- **The problem**: Extend the filing excerpt on the Preferred Stock sale and Board changes with a few sentences that pick up after its final line.

- **Selection**:
Completion of the transactions contemplated by the Purchase Agreement will result in the issuance of shares of Preferred Stock initially convertible into 16,000,000 shares of the Company’s common stock, no par value per share, and will allow the holders of Preferred Stock to vote together with holders of the Company’s common stock as a single voting class. In addition, certain events and matters will require the approval by the holders of the Preferred Stock voting as a separate class. The holders of Preferred Stock as a group may be deemed to beneficially own approximately 48.8% of the common stock upon completion of the offering, assuming the issuance of no additional shares of common stock following the date hereof. Following the dividend accrual described above or other subsequent events, the holders of Preferred Stock may acquire greater than 50% of the Company’s aggregate voting power. The amount of voting securities controlled by any particular shareholder will depend upon the level of participation in the sale of Preferred Stock by holders of participation rights, and by the level of participation by the Company’s shareholders in the rights offering.

 

Pursuant to the Investor Rights Agreement Dolphin has the right to designate the majority of the members of the Company’s Board of Directors, and as a result Dolphin is able to exert substantial control over the Company.

 

To the Company’s knowledge, Dolphin will use funds invested in it or in its affiliates to finance its purchase of Preferred Stock.


5.02. Departure of Directors or Principal Officers; election of Directors; Appointment of Principal Officers

 

The information stated above in Item 1.01 is incorporated into this Item 5.02 by reference.

 

In accordance with the Purchase Agreement, five of the Company’s directors resigned from the Board, and Dolphin appointed three replacement directors. Effective as of August 19, 2005, resignations were received from Ronald J. Bach, Lewis Jaffe, James F. Seifert, Mack V. Traynor III and Gerald D. Van Eeckhout. Existing Board members that will remain are Jules L. DeVigne and Malcolm M. Aslin. New members appointed by Dolphin include Carlos P. Salas, Peter E. Salas, and Clarke H. Bailey. Carlos Salas and Peter Salas are principals of Dolphin. Mr. Bailey is Chairman of Glenayre Technologies, Inc. Two Board vacancies will be filled by Dolphin appointees at a later date.

Layout records:
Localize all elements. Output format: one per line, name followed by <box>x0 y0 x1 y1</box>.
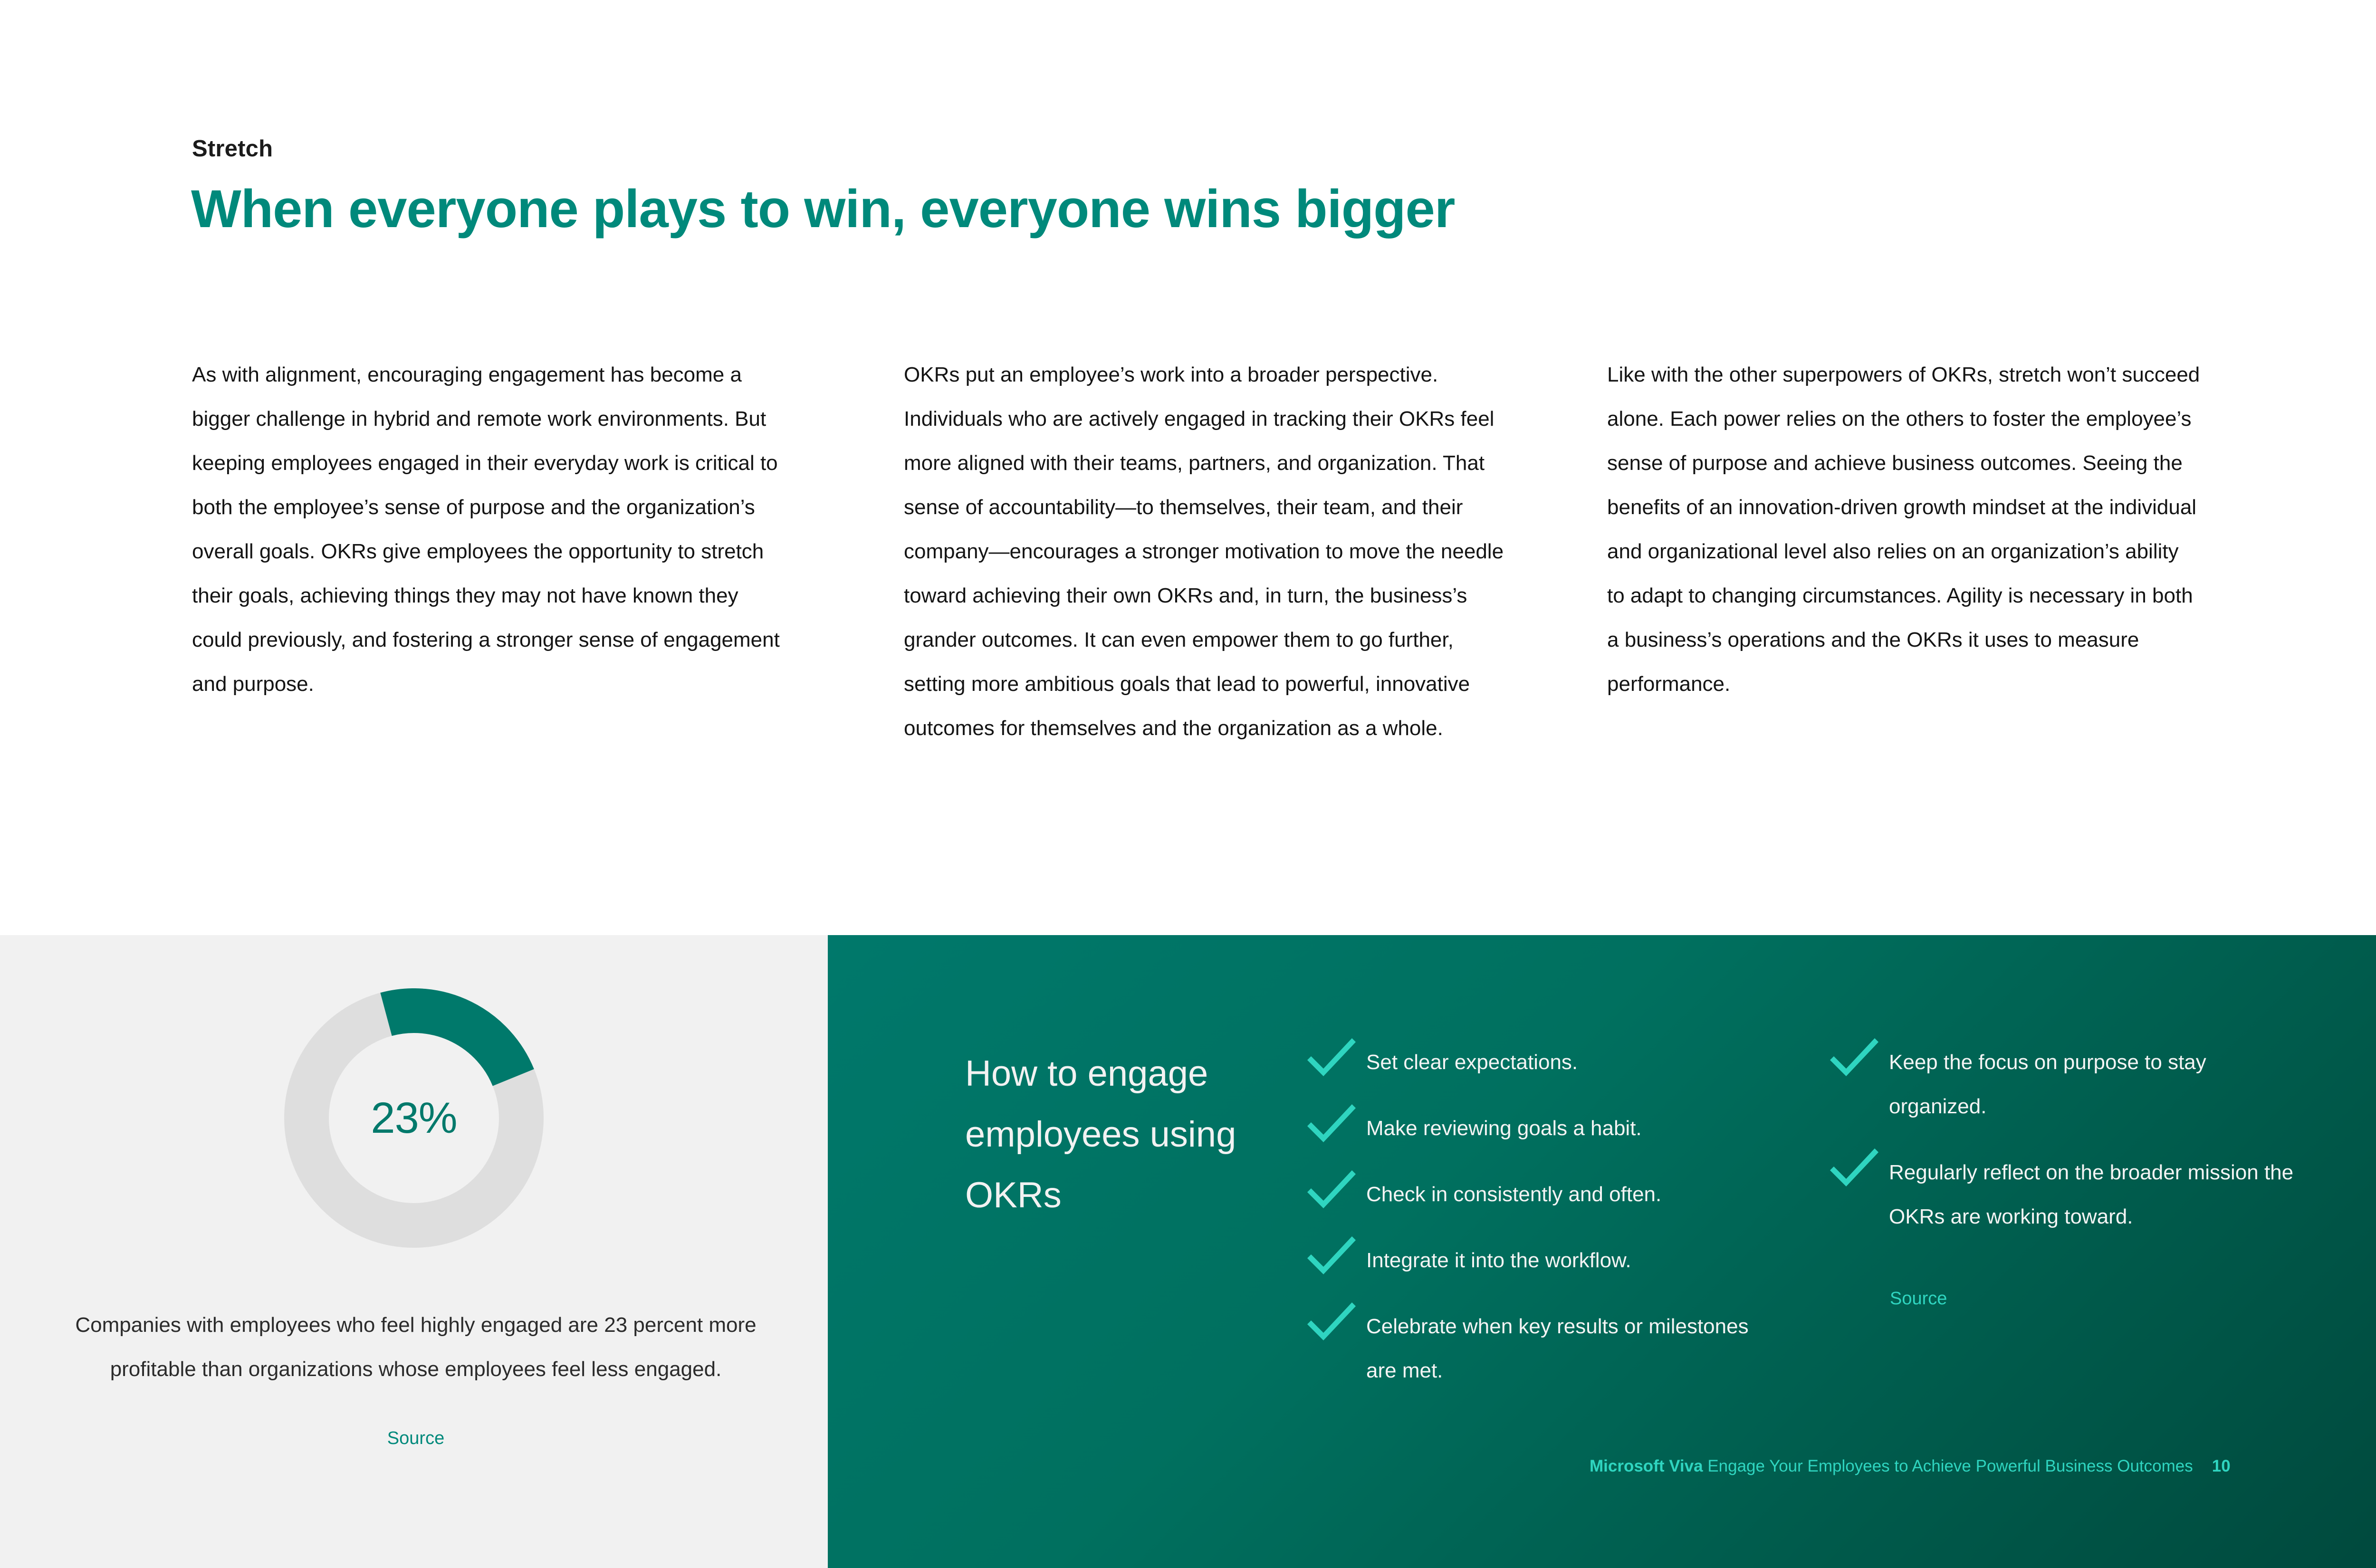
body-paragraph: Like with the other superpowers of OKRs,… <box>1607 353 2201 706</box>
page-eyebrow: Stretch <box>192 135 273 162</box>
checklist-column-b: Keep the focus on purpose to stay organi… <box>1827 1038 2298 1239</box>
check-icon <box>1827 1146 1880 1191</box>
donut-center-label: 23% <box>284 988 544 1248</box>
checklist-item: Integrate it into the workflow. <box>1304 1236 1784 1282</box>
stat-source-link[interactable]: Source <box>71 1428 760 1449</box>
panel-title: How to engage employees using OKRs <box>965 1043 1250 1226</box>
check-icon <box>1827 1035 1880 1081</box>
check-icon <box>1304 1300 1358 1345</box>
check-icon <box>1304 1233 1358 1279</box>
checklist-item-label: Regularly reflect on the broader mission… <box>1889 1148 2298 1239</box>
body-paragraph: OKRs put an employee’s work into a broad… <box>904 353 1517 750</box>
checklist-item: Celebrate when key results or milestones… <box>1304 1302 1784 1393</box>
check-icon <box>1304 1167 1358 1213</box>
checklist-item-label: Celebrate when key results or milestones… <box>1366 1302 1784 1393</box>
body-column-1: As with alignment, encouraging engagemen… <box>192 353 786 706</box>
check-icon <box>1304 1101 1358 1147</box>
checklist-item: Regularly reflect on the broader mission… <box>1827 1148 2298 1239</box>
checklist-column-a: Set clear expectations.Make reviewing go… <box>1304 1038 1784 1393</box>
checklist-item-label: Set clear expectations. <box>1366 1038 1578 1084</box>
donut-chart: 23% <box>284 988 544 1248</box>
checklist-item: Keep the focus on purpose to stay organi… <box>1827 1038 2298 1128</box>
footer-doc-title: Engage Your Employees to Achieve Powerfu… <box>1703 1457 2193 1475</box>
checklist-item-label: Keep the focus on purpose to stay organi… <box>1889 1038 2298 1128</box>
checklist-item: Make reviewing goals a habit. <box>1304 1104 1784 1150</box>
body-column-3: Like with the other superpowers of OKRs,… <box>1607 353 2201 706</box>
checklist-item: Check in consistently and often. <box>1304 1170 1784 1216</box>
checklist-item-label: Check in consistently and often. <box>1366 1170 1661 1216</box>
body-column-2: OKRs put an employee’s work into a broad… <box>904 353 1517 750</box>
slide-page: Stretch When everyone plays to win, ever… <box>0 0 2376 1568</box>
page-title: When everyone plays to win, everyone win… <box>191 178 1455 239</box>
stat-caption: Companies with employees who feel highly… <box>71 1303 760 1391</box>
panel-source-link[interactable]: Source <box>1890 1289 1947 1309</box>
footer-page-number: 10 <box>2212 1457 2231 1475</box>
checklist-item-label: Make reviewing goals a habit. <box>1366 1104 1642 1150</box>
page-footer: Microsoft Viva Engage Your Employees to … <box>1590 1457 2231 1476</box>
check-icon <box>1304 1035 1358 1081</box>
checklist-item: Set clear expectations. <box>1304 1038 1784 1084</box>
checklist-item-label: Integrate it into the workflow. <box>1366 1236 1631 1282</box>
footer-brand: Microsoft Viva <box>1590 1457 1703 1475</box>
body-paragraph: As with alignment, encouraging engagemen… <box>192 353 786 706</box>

- **Written response**:
 

In connection with the initial closing, Chief Financial Officer Ed Bernica tendered his resignation to pursue other professional opportunities. His resignation was effective as of August 19, 2005.

 

5.03. Amendments to Articles of Incorporation

 

The information stated above in Item 1.01 is incorporated into this Item 5.03 by reference.

 

The Company obtained shareholder approval to amend its Articles of Incorporation on August 19, 2005, as required by the Colorado Business Corporation Act. The amendment permits a majority of the Company’s shareholders to act by less than unanimous written consent. This provision allows the Company the flexibility to act in the future, if the necessity arises, without the delay and expense associated with calling a special meeting of shareholders, particularly in the event the approval of the holders of Preferred Stock is needed on a matter. Delays in calling a meeting and distributing meeting materials, including notice of a meeting, might deny the Company flexibility that it views as important in facilitating the Company’s operations.

 

This amendment does not relieve the Company of complying with federal securities and state laws with respect to solicitation of votes and, under both federal securities and state law, it is obligated to notify all non-consenting shareholders of the actions taken by written consent and other information concerning such actions.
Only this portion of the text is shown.